(Data records)
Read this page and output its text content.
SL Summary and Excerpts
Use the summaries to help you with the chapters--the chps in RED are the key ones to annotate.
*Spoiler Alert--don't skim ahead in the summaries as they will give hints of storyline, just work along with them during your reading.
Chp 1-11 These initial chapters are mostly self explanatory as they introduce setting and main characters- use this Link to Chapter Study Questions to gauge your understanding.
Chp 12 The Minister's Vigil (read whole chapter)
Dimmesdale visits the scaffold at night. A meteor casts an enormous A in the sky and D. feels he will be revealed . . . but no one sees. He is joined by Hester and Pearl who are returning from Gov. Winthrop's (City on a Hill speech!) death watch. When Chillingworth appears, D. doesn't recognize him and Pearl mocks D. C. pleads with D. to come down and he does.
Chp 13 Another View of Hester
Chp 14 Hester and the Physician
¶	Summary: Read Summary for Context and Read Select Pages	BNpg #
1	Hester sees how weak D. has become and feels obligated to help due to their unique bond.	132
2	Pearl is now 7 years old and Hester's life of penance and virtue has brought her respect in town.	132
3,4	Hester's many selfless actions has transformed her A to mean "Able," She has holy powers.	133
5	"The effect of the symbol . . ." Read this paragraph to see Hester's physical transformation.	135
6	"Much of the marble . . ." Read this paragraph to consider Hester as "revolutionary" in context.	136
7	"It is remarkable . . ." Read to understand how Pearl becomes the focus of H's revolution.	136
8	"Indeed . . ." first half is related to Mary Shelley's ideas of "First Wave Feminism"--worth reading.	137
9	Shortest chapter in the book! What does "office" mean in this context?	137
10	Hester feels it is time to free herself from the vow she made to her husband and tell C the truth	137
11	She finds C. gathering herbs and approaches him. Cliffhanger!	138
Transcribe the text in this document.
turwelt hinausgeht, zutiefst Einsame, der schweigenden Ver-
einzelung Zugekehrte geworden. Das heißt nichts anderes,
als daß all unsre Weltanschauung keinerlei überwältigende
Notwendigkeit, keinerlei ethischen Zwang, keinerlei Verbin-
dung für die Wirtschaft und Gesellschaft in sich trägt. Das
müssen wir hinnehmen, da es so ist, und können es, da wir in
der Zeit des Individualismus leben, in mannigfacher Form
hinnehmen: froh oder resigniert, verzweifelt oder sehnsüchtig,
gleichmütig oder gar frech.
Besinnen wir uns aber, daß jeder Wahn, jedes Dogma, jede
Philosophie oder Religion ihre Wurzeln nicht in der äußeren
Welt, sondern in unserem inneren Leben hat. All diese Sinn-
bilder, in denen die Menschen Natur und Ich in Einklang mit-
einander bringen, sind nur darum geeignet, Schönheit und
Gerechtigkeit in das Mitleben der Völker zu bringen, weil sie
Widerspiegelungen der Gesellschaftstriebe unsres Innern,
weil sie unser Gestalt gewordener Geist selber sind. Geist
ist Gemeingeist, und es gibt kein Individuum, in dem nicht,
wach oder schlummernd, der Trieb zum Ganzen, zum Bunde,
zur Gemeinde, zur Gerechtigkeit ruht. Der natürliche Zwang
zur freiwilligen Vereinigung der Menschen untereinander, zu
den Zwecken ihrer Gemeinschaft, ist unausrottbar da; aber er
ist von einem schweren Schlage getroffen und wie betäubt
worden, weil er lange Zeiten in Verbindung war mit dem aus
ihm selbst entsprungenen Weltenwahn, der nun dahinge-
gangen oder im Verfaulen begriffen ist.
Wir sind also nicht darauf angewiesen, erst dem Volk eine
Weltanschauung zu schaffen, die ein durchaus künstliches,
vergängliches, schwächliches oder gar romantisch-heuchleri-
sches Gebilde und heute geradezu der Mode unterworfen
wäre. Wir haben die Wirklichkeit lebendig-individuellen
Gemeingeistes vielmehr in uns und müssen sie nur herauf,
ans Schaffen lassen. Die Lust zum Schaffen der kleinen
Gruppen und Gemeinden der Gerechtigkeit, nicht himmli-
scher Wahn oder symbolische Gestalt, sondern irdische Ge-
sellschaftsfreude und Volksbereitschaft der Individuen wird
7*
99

STATED TASK ->
Repeat the listing exactly, from its first line to its last.

THE COMPLETED TASK ->
Read this page and output its text content.
SL Summary and Excerpts
Use the summaries to help you with the chapters--the chps in RED are the key ones to annotate.
*Spoiler Alert--don't skim ahead in the summaries as they will give hints of storyline, just work along with them during your reading.
Chp 1-11 These initial chapters are mostly self explanatory as they introduce setting and main characters- use this Link to Chapter Study Questions to gauge your understanding.
Chp 12 The Minister's Vigil (read whole chapter)
Dimmesdale visits the scaffold at night. A meteor casts an enormous A in the sky and D. feels he will be revealed . . . but no one sees. He is joined by Hester and Pearl who are returning from Gov. Winthrop's (City on a Hill speech!) death watch. When Chillingworth appears, D. doesn't recognize him and Pearl mocks D. C. pleads with D. to come down and he does.
Chp 13 Another View of Hester
Chp 14 Hester and the Physician
¶	Summary: Read Summary for Context and Read Select Pages	BNpg #
1	Hester sees how weak D. has become and feels obligated to help due to their unique bond.	132
2	Pearl is now 7 years old and Hester's life of penance and virtue has brought her respect in town.	132
3,4	Hester's many selfless actions has transformed her A to mean "Able," She has holy powers.	133
5	"The effect of the symbol . . ." Read this paragraph to see Hester's physical transformation.	135
6	"Much of the marble . . ." Read this paragraph to consider Hester as "revolutionary" in context.	136
7	"It is remarkable . . ." Read to understand how Pearl becomes the focus of H's revolution.	136
8	"Indeed . . ." first half is related to Mary Shelley's ideas of "First Wave Feminism"--worth reading.	137
9	Shortest chapter in the book! What does "office" mean in this context?	137
10	Hester feels it is time to free herself from the vow she made to her husband and tell C the truth	137
11	She finds C. gathering herbs and approaches him. Cliffhanger!	138
Transcribe the text in this document.
turwelt hinausgeht, zutiefst Einsame, der schweigenden Ver-
einzelung Zugekehrte geworden. Das heißt nichts anderes,
als daß all unsre Weltanschauung keinerlei überwältigende
Notwendigkeit, keinerlei ethischen Zwang, keinerlei Verbin-
dung für die Wirtschaft und Gesellschaft in sich trägt. Das
müssen wir hinnehmen, da es so ist, und können es, da wir in
der Zeit des Individualismus leben, in mannigfacher Form
hinnehmen: froh oder resigniert, verzweifelt oder sehnsüchtig,
gleichmütig oder gar frech.
Besinnen wir uns aber, daß jeder Wahn, jedes Dogma, jede
Philosophie oder Religion ihre Wurzeln nicht in der äußeren
Welt, sondern in unserem inneren Leben hat. All diese Sinn-
bilder, in denen die Menschen Natur und Ich in Einklang mit-
einander bringen, sind nur darum geeignet, Schönheit und
Gerechtigkeit in das Mitleben der Völker zu bringen, weil sie
Widerspiegelungen der Gesellschaftstriebe unsres Innern,
weil sie unser Gestalt gewordener Geist selber sind. Geist
ist Gemeingeist, und es gibt kein Individuum, in dem nicht,
wach oder schlummernd, der Trieb zum Ganzen, zum Bunde,
zur Gemeinde, zur Gerechtigkeit ruht. Der natürliche Zwang
zur freiwilligen Vereinigung der Menschen untereinander, zu
den Zwecken ihrer Gemeinschaft, ist unausrottbar da; aber er
ist von einem schweren Schlage getroffen und wie betäubt
worden, weil er lange Zeiten in Verbindung war mit dem aus
ihm selbst entsprungenen Weltenwahn, der nun dahinge-
gangen oder im Verfaulen begriffen ist.
Wir sind also nicht darauf angewiesen, erst dem Volk eine
Weltanschauung zu schaffen, die ein durchaus künstliches,
vergängliches, schwächliches oder gar romantisch-heuchleri-
sches Gebilde und heute geradezu der Mode unterworfen
wäre. Wir haben die Wirklichkeit lebendig-individuellen
Gemeingeistes vielmehr in uns und müssen sie nur herauf,
ans Schaffen lassen. Die Lust zum Schaffen der kleinen
Gruppen und Gemeinden der Gerechtigkeit, nicht himmli-
scher Wahn oder symbolische Gestalt, sondern irdische Ge-
sellschaftsfreude und Volksbereitschaft der Individuen wird
7*
99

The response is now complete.